• Task requirements:
Copy the rows from the line containing "for every button, label, input, icon, or" through the line containing "arrow-left-icon (19, 22, 35, 36)", changing "reload-button" to "refresh-button" and leaving everything else as it is.

• Exercise materials:
(begin)

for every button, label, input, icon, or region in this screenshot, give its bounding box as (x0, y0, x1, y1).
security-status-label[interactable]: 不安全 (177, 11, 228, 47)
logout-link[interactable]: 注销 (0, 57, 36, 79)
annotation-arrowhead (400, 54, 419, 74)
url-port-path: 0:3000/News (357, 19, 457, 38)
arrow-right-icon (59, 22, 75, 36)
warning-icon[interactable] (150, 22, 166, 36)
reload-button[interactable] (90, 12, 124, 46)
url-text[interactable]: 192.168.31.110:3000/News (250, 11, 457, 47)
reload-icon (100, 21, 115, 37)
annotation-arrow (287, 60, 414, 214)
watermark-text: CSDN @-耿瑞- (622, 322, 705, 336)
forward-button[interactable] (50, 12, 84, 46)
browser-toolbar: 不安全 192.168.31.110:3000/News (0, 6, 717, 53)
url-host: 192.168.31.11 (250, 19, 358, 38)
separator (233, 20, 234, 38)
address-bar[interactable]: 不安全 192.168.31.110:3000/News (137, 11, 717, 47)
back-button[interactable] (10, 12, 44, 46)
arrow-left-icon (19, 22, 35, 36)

(end)
(begin)

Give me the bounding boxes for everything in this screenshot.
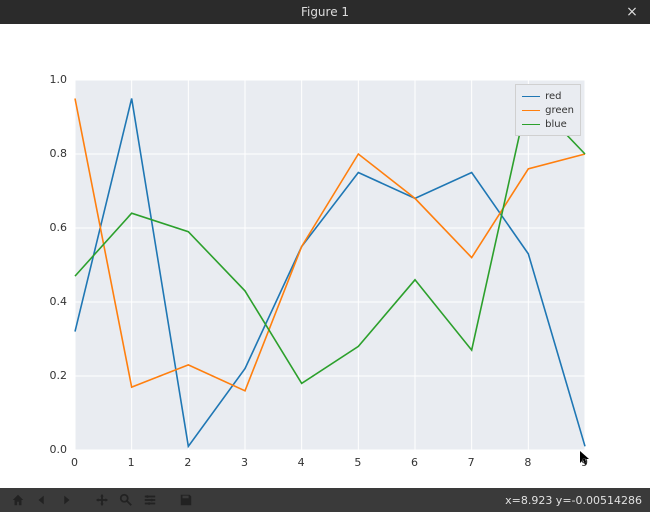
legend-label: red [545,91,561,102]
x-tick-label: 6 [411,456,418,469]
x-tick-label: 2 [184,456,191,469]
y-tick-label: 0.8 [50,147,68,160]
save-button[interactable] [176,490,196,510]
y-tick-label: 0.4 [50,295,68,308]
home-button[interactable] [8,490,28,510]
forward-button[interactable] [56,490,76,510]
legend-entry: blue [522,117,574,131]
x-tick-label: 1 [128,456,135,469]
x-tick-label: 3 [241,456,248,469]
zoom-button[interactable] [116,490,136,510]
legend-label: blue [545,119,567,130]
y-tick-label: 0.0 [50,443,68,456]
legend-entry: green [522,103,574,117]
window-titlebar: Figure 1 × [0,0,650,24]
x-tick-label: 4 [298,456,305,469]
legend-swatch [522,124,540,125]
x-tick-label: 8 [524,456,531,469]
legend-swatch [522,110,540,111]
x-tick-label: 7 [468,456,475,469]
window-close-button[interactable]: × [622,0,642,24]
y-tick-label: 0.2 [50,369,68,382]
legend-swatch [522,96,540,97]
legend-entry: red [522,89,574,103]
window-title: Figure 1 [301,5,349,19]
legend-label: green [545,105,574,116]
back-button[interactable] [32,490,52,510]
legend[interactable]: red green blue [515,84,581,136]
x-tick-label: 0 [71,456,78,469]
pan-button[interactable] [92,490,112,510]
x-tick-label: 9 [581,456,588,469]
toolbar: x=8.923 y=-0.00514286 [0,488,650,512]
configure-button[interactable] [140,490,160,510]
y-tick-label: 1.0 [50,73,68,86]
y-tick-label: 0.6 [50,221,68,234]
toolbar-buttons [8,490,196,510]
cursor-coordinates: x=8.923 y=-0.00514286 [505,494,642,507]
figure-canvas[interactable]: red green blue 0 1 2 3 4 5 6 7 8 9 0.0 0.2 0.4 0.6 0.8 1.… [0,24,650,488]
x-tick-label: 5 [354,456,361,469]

(end)

• Finished task:
for every button, label, input, icon, or region in this screenshot, give its bounding box as (x0, y0, x1, y1).
security-status-label[interactable]: 不安全 (177, 11, 228, 47)
logout-link[interactable]: 注销 (0, 57, 36, 79)
annotation-arrowhead (400, 54, 419, 74)
url-port-path: 0:3000/News (357, 19, 457, 38)
arrow-right-icon (59, 22, 75, 36)
warning-icon[interactable] (150, 22, 166, 36)
refresh-button[interactable] (90, 12, 124, 46)
url-text[interactable]: 192.168.31.110:3000/News (250, 11, 457, 47)
reload-icon (100, 21, 115, 37)
annotation-arrow (287, 60, 414, 214)
watermark-text: CSDN @-耿瑞- (622, 322, 705, 336)
forward-button[interactable] (50, 12, 84, 46)
browser-toolbar: 不安全 192.168.31.110:3000/News (0, 6, 717, 53)
url-host: 192.168.31.11 (250, 19, 358, 38)
separator (233, 20, 234, 38)
address-bar[interactable]: 不安全 192.168.31.110:3000/News (137, 11, 717, 47)
back-button[interactable] (10, 12, 44, 46)
arrow-left-icon (19, 22, 35, 36)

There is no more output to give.